◆ EXERCISE DETAILS ◆
Reproduce the records below exactly, leaving out any pictures.

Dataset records
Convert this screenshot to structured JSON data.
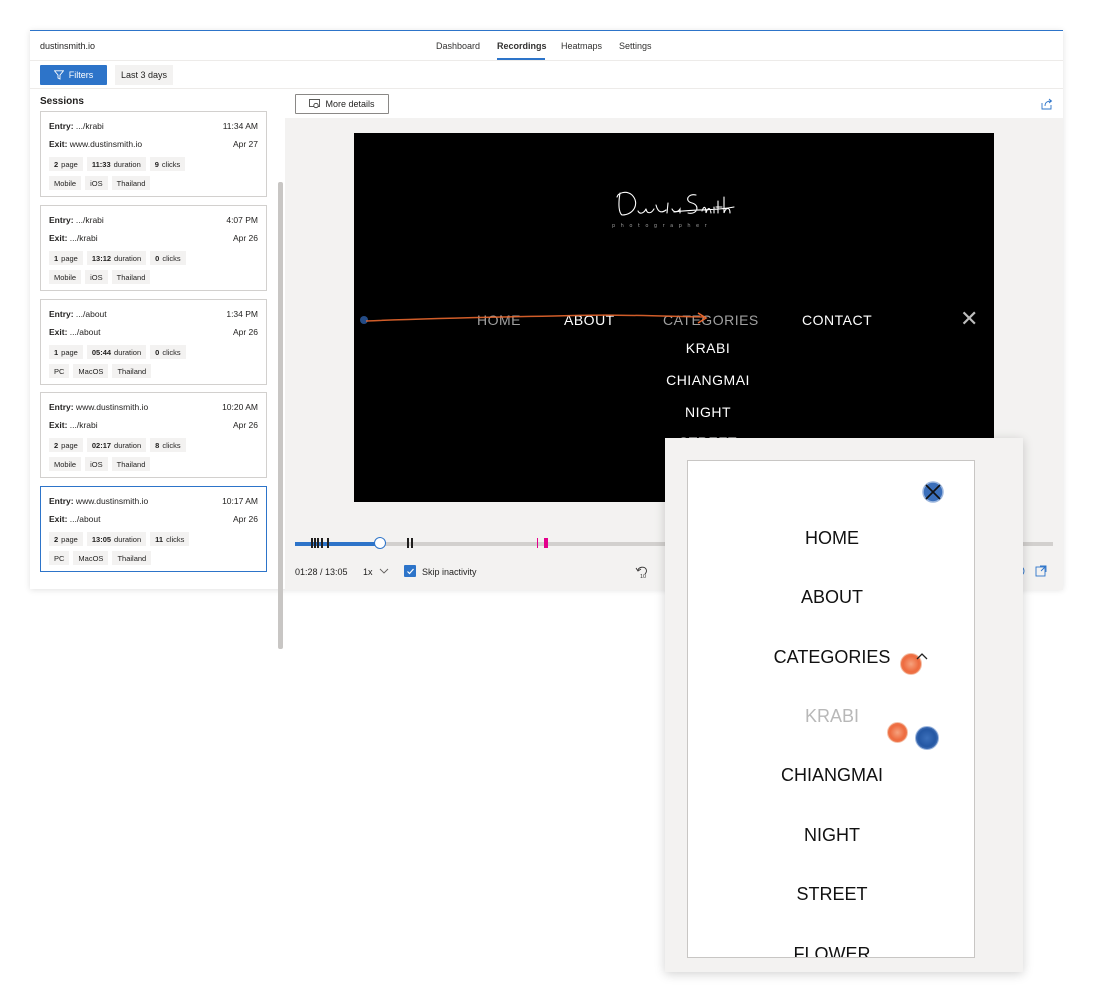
{
  "app": {
    "brand": "dustinsmith.io",
    "tabs": [
      {
        "label": "Dashboard"
      },
      {
        "label": "Recordings"
      },
      {
        "label": "Heatmaps"
      },
      {
        "label": "Settings"
      }
    ],
    "active_tab": "Recordings",
    "accent": "#2d74c9"
  },
  "filterbar": {
    "filters_label": "Filters",
    "range_label": "Last 3 days"
  },
  "sessions": {
    "title": "Sessions",
    "items": [
      {
        "entry_label": "Entry:",
        "entry": " .../krabi",
        "time": "11:34 AM",
        "exit_label": "Exit:",
        "exit": " www.dustinsmith.io",
        "date": "Apr 27",
        "pages_n": "2",
        "pages_u": "page",
        "duration_n": "11:33",
        "duration_u": "duration",
        "clicks_n": "9",
        "clicks_u": "clicks",
        "device": "Mobile",
        "os": "iOS",
        "country": "Thailand"
      },
      {
        "entry_label": "Entry:",
        "entry": " .../krabi",
        "time": "4:07 PM",
        "exit_label": "Exit:",
        "exit": " .../krabi",
        "date": "Apr 26",
        "pages_n": "1",
        "pages_u": "page",
        "duration_n": "13:12",
        "duration_u": "duration",
        "clicks_n": "0",
        "clicks_u": "clicks",
        "device": "Mobile",
        "os": "iOS",
        "country": "Thailand"
      },
      {
        "entry_label": "Entry:",
        "entry": " .../about",
        "time": "1:34 PM",
        "exit_label": "Exit:",
        "exit": " .../about",
        "date": "Apr 26",
        "pages_n": "1",
        "pages_u": "page",
        "duration_n": "05:44",
        "duration_u": "duration",
        "clicks_n": "0",
        "clicks_u": "clicks",
        "device": "PC",
        "os": "MacOS",
        "country": "Thailand"
      },
      {
        "entry_label": "Entry:",
        "entry": " www.dustinsmith.io",
        "time": "10:20 AM",
        "exit_label": "Exit:",
        "exit": " .../krabi",
        "date": "Apr 26",
        "pages_n": "2",
        "pages_u": "page",
        "duration_n": "02:17",
        "duration_u": "duration",
        "clicks_n": "8",
        "clicks_u": "clicks",
        "device": "Mobile",
        "os": "iOS",
        "country": "Thailand"
      },
      {
        "entry_label": "Entry:",
        "entry": " www.dustinsmith.io",
        "time": "10:17 AM",
        "exit_label": "Exit:",
        "exit": " .../about",
        "date": "Apr 26",
        "pages_n": "2",
        "pages_u": "page",
        "duration_n": "13:05",
        "duration_u": "duration",
        "clicks_n": "11",
        "clicks_u": "clicks",
        "device": "PC",
        "os": "MacOS",
        "country": "Thailand"
      }
    ]
  },
  "player": {
    "more_details_label": "More details",
    "site": {
      "logo_script": "Dustin Smith",
      "logo_sub": "photographer",
      "nav": [
        "HOME",
        "ABOUT",
        "CATEGORIES",
        "CONTACT"
      ],
      "submenu": [
        "KRABI",
        "CHIANGMAI",
        "NIGHT",
        "STREET"
      ],
      "close": "✕"
    },
    "time_display": "01:28 / 13:05",
    "progress": 0.112,
    "speed": "1x",
    "skip_inactivity_label": "Skip inactivity",
    "skip_inactivity_checked": true,
    "rewind_label": "10"
  },
  "mobile": {
    "close": "✕",
    "menu": [
      "HOME",
      "ABOUT",
      "CATEGORIES",
      "KRABI",
      "CHIANGMAI",
      "NIGHT",
      "STREET",
      "FLOWER"
    ]
  }
}
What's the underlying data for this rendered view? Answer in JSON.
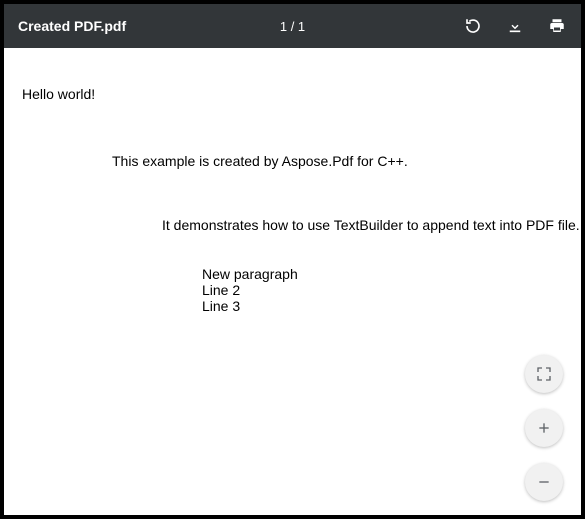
{
  "toolbar": {
    "filename": "Created PDF.pdf",
    "page_indicator": "1 / 1"
  },
  "document": {
    "line1": "Hello world!",
    "line2": "This example is created by Aspose.Pdf for C++.",
    "line3": "It demonstrates how to use TextBuilder to append text into PDF file.",
    "line4": "New paragraph",
    "line5": "Line 2",
    "line6": "Line 3"
  },
  "icons": {
    "rotate": "rotate-icon",
    "download": "download-icon",
    "print": "print-icon",
    "fit": "fit-to-page-icon",
    "zoom_in": "zoom-in-icon",
    "zoom_out": "zoom-out-icon"
  }
}
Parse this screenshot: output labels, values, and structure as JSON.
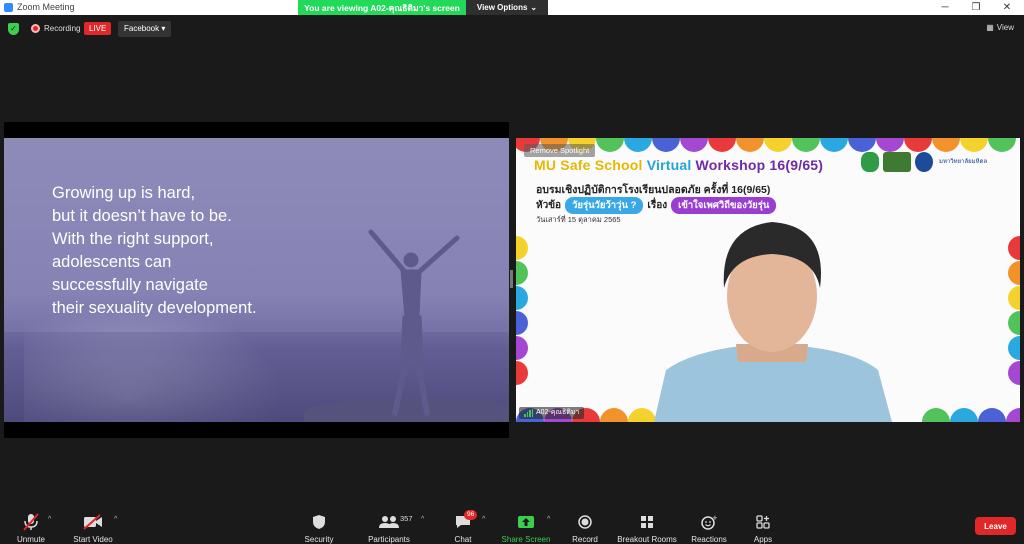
{
  "window": {
    "title": "Zoom Meeting",
    "viewing_banner": "You are viewing A02-คุณธิติมา's screen",
    "view_options": "View Options"
  },
  "status": {
    "recording_label": "Recording",
    "live_label": "LIVE",
    "stream_target": "Facebook",
    "view_label": "View"
  },
  "shared_slide": {
    "lines": [
      "Growing up is hard,",
      "but it doesn’t have to be.",
      "With the right support,",
      "adolescents can",
      "successfully navigate",
      "their sexuality development."
    ]
  },
  "spotlight_video": {
    "remove_spotlight_label": "Remove Spotlight",
    "workshop_title_mu": "MU",
    "workshop_title_safe": "Safe School",
    "workshop_title_virtual": "Virtual",
    "workshop_title_rest": "Workshop 16(9/65)",
    "thai_line1": "อบรมเชิงปฏิบัติการโรงเรียนปลอดภัย ครั้งที่ 16(9/65)",
    "thai_topic_label": "หัวข้อ",
    "thai_topic_pill": "วัยรุ่นวัยว้าวุ่น ?",
    "thai_subject_label": "เรื่อง",
    "thai_subject_pill": "เข้าใจเพศวิถีของวัยรุ่น",
    "thai_date": "วันเสาร์ที่ 15 ตุลาคม 2565",
    "university_name": "มหาวิทยาลัยมหิดล",
    "participant_name": "A02-คุณธิติมา"
  },
  "toolbar": {
    "unmute": "Unmute",
    "start_video": "Start Video",
    "security": "Security",
    "participants": "Participants",
    "participants_count": "357",
    "chat": "Chat",
    "chat_badge": "96",
    "share_screen": "Share Screen",
    "record": "Record",
    "breakout_rooms": "Breakout Rooms",
    "reactions": "Reactions",
    "apps": "Apps",
    "leave": "Leave"
  },
  "colors": {
    "accent_green": "#23d959",
    "live_red": "#e02828",
    "zoom_blue": "#2d8cff",
    "slide_purple": "#8682b4"
  }
}
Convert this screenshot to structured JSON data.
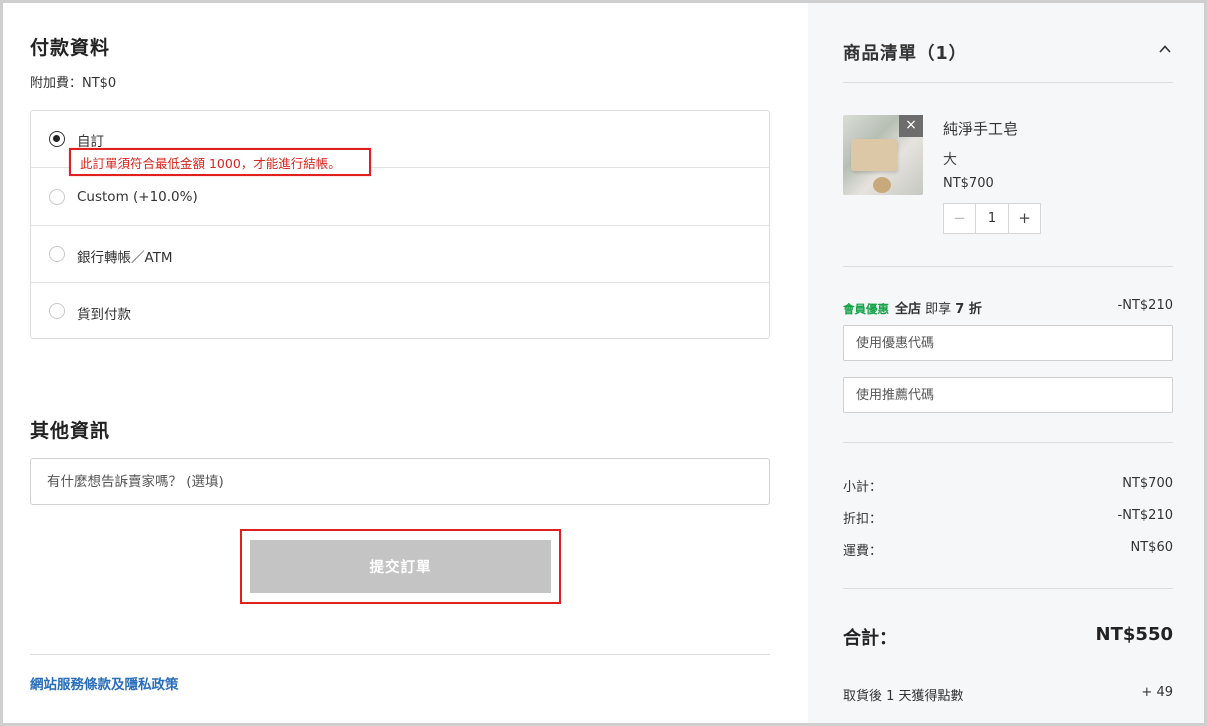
{
  "payment": {
    "title": "付款資料",
    "surcharge": "附加費：NT$0",
    "options": [
      {
        "label": "自訂",
        "selected": true
      },
      {
        "label": "Custom (+10.0%)",
        "selected": false
      },
      {
        "label": "銀行轉帳／ATM",
        "selected": false
      },
      {
        "label": "貨到付款",
        "selected": false
      }
    ],
    "warning": "此訂單須符合最低金額 1000，才能進行結帳。"
  },
  "other": {
    "title": "其他資訊",
    "note_placeholder": "有什麼想告訴賣家嗎？ (選填)"
  },
  "submit_label": "提交訂單",
  "policy_link": "網站服務條款及隱私政策",
  "cart": {
    "title": "商品清單（1）",
    "item": {
      "name": "純淨手工皂",
      "variant": "大",
      "price": "NT$700",
      "quantity": "1",
      "minus": "−",
      "plus": "+",
      "remove": "×"
    },
    "promo": {
      "tag": "會員優惠",
      "store": "全店",
      "text": " 即享 ",
      "discount": "7 折",
      "amount": "-NT$210"
    },
    "coupon_placeholder": "使用優惠代碼",
    "referral_placeholder": "使用推薦代碼",
    "subtotal_label": "小計：",
    "subtotal": "NT$700",
    "discount_label": "折扣：",
    "discount": "-NT$210",
    "shipping_label": "運費：",
    "shipping": "NT$60",
    "total_label": "合計：",
    "total": "NT$550",
    "points_label": "取貨後 1 天獲得點數",
    "points": "+ 49"
  },
  "colors": {
    "warning": "#d9251d",
    "highlight_border": "#e0201e",
    "link": "#2a6ebb",
    "promo_tag": "#17a34a",
    "submit_disabled": "#c4c4c4"
  }
}
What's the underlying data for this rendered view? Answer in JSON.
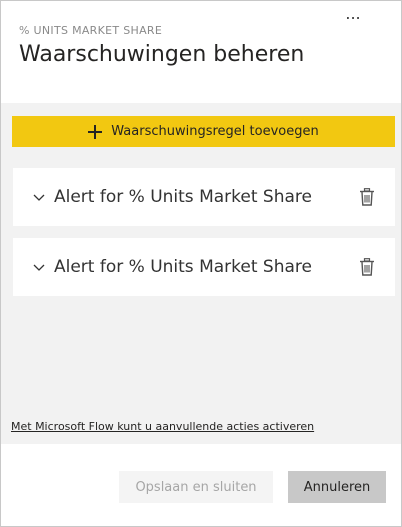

◆ SOLUTION FOR THIS TASK ◆
Convert this screenshot to structured JSON data.
{
  "app": {
    "brand": "dustinsmith.io",
    "tabs": [
      {
        "label": "Dashboard"
      },
      {
        "label": "Recordings"
      },
      {
        "label": "Heatmaps"
      },
      {
        "label": "Settings"
      }
    ],
    "active_tab": "Recordings",
    "accent": "#2d74c9"
  },
  "filterbar": {
    "filters_label": "Filters",
    "range_label": "Last 3 days"
  },
  "sessions": {
    "title": "Sessions",
    "items": [
      {
        "entry_label": "Entry:",
        "entry": " .../krabi",
        "time": "11:34 AM",
        "exit_label": "Exit:",
        "exit": " www.dustinsmith.io",
        "date": "Apr 27",
        "pages_n": "2",
        "pages_u": "page",
        "duration_n": "11:33",
        "duration_u": "duration",
        "clicks_n": "9",
        "clicks_u": "clicks",
        "device": "Mobile",
        "os": "iOS",
        "country": "Thailand"
      },
      {
        "entry_label": "Entry:",
        "entry": " .../krabi",
        "time": "4:07 PM",
        "exit_label": "Exit:",
        "exit": " .../krabi",
        "date": "Apr 26",
        "pages_n": "1",
        "pages_u": "page",
        "duration_n": "13:12",
        "duration_u": "duration",
        "clicks_n": "0",
        "clicks_u": "clicks",
        "device": "Mobile",
        "os": "iOS",
        "country": "Thailand"
      },
      {
        "entry_label": "Entry:",
        "entry": " .../about",
        "time": "1:34 PM",
        "exit_label": "Exit:",
        "exit": " .../about",
        "date": "Apr 26",
        "pages_n": "1",
        "pages_u": "page",
        "duration_n": "05:44",
        "duration_u": "duration",
        "clicks_n": "0",
        "clicks_u": "clicks",
        "device": "PC",
        "os": "MacOS",
        "country": "Thailand"
      },
      {
        "entry_label": "Entry:",
        "entry": " www.dustinsmith.io",
        "time": "10:20 AM",
        "exit_label": "Exit:",
        "exit": " .../krabi",
        "date": "Apr 26",
        "pages_n": "2",
        "pages_u": "page",
        "duration_n": "02:17",
        "duration_u": "duration",
        "clicks_n": "8",
        "clicks_u": "clicks",
        "device": "Mobile",
        "os": "iOS",
        "country": "Thailand"
      },
      {
        "entry_label": "Entry:",
        "entry": " www.dustinsmith.io",
        "time": "10:17 AM",
        "exit_label": "Exit:",
        "exit": " .../about",
        "date": "Apr 26",
        "pages_n": "2",
        "pages_u": "page",
        "duration_n": "13:05",
        "duration_u": "duration",
        "clicks_n": "11",
        "clicks_u": "clicks",
        "device": "PC",
        "os": "MacOS",
        "country": "Thailand"
      }
    ]
  },
  "player": {
    "more_details_label": "More details",
    "site": {
      "logo_script": "Dustin Smith",
      "logo_sub": "photographer",
      "nav": [
        "HOME",
        "ABOUT",
        "CATEGORIES",
        "CONTACT"
      ],
      "submenu": [
        "KRABI",
        "CHIANGMAI",
        "NIGHT",
        "STREET"
      ],
      "close": "✕"
    },
    "time_display": "01:28 / 13:05",
    "progress": 0.112,
    "speed": "1x",
    "skip_inactivity_label": "Skip inactivity",
    "skip_inactivity_checked": true,
    "rewind_label": "10"
  },
  "mobile": {
    "close": "✕",
    "menu": [
      "HOME",
      "ABOUT",
      "CATEGORIES",
      "KRABI",
      "CHIANGMAI",
      "NIGHT",
      "STREET",
      "FLOWER"
    ]
  }
}
What's the underlying data for this rendered view? Answer in JSON.
{
  "toolbar": {
    "filename": "Created PDF.pdf",
    "page_indicator": "1 / 1"
  },
  "document": {
    "line1": "Hello world!",
    "line2": "This example is created by Aspose.Pdf for C++.",
    "line3": "It demonstrates how to use TextBuilder to append text into PDF file.",
    "line4": "New paragraph",
    "line5": "Line 2",
    "line6": "Line 3"
  },
  "icons": {
    "rotate": "rotate-icon",
    "download": "download-icon",
    "print": "print-icon",
    "fit": "fit-to-page-icon",
    "zoom_in": "zoom-in-icon",
    "zoom_out": "zoom-out-icon"
  }
}
Parse this screenshot: output labels, values, and structure as JSON.
{
  "window": {
    "title": "Zoom Meeting",
    "viewing_banner": "You are viewing A02-คุณธิติมา's screen",
    "view_options": "View Options"
  },
  "status": {
    "recording_label": "Recording",
    "live_label": "LIVE",
    "stream_target": "Facebook",
    "view_label": "View"
  },
  "shared_slide": {
    "lines": [
      "Growing up is hard,",
      "but it doesn’t have to be.",
      "With the right support,",
      "adolescents can",
      "successfully navigate",
      "their sexuality development."
    ]
  },
  "spotlight_video": {
    "remove_spotlight_label": "Remove Spotlight",
    "workshop_title_mu": "MU",
    "workshop_title_safe": "Safe School",
    "workshop_title_virtual": "Virtual",
    "workshop_title_rest": "Workshop 16(9/65)",
    "thai_line1": "อบรมเชิงปฏิบัติการโรงเรียนปลอดภัย ครั้งที่ 16(9/65)",
    "thai_topic_label": "หัวข้อ",
    "thai_topic_pill": "วัยรุ่นวัยว้าวุ่น ?",
    "thai_subject_label": "เรื่อง",
    "thai_subject_pill": "เข้าใจเพศวิถีของวัยรุ่น",
    "thai_date": "วันเสาร์ที่ 15 ตุลาคม 2565",
    "university_name": "มหาวิทยาลัยมหิดล",
    "participant_name": "A02-คุณธิติมา"
  },
  "toolbar": {
    "unmute": "Unmute",
    "start_video": "Start Video",
    "security": "Security",
    "participants": "Participants",
    "participants_count": "357",
    "chat": "Chat",
    "chat_badge": "96",
    "share_screen": "Share Screen",
    "record": "Record",
    "breakout_rooms": "Breakout Rooms",
    "reactions": "Reactions",
    "apps": "Apps",
    "leave": "Leave"
  },
  "colors": {
    "accent_green": "#23d959",
    "live_red": "#e02828",
    "zoom_blue": "#2d8cff",
    "slide_purple": "#8682b4"
  }
}
Convert this screenshot to structured JSON data.
{
  "payment": {
    "title": "付款資料",
    "surcharge": "附加費：NT$0",
    "options": [
      {
        "label": "自訂",
        "selected": true
      },
      {
        "label": "Custom (+10.0%)",
        "selected": false
      },
      {
        "label": "銀行轉帳／ATM",
        "selected": false
      },
      {
        "label": "貨到付款",
        "selected": false
      }
    ],
    "warning": "此訂單須符合最低金額 1000，才能進行結帳。"
  },
  "other": {
    "title": "其他資訊",
    "note_placeholder": "有什麼想告訴賣家嗎？ (選填)"
  },
  "submit_label": "提交訂單",
  "policy_link": "網站服務條款及隱私政策",
  "cart": {
    "title": "商品清單（1）",
    "item": {
      "name": "純淨手工皂",
      "variant": "大",
      "price": "NT$700",
      "quantity": "1",
      "minus": "−",
      "plus": "+",
      "remove": "×"
    },
    "promo": {
      "tag": "會員優惠",
      "store": "全店",
      "text": " 即享 ",
      "discount": "7 折",
      "amount": "-NT$210"
    },
    "coupon_placeholder": "使用優惠代碼",
    "referral_placeholder": "使用推薦代碼",
    "subtotal_label": "小計：",
    "subtotal": "NT$700",
    "discount_label": "折扣：",
    "discount": "-NT$210",
    "shipping_label": "運費：",
    "shipping": "NT$60",
    "total_label": "合計：",
    "total": "NT$550",
    "points_label": "取貨後 1 天獲得點數",
    "points": "+ 49"
  },
  "colors": {
    "warning": "#d9251d",
    "highlight_border": "#e0201e",
    "link": "#2a6ebb",
    "promo_tag": "#17a34a",
    "submit_disabled": "#c4c4c4"
  }
}
What's the underlying data for this rendered view? Answer in JSON.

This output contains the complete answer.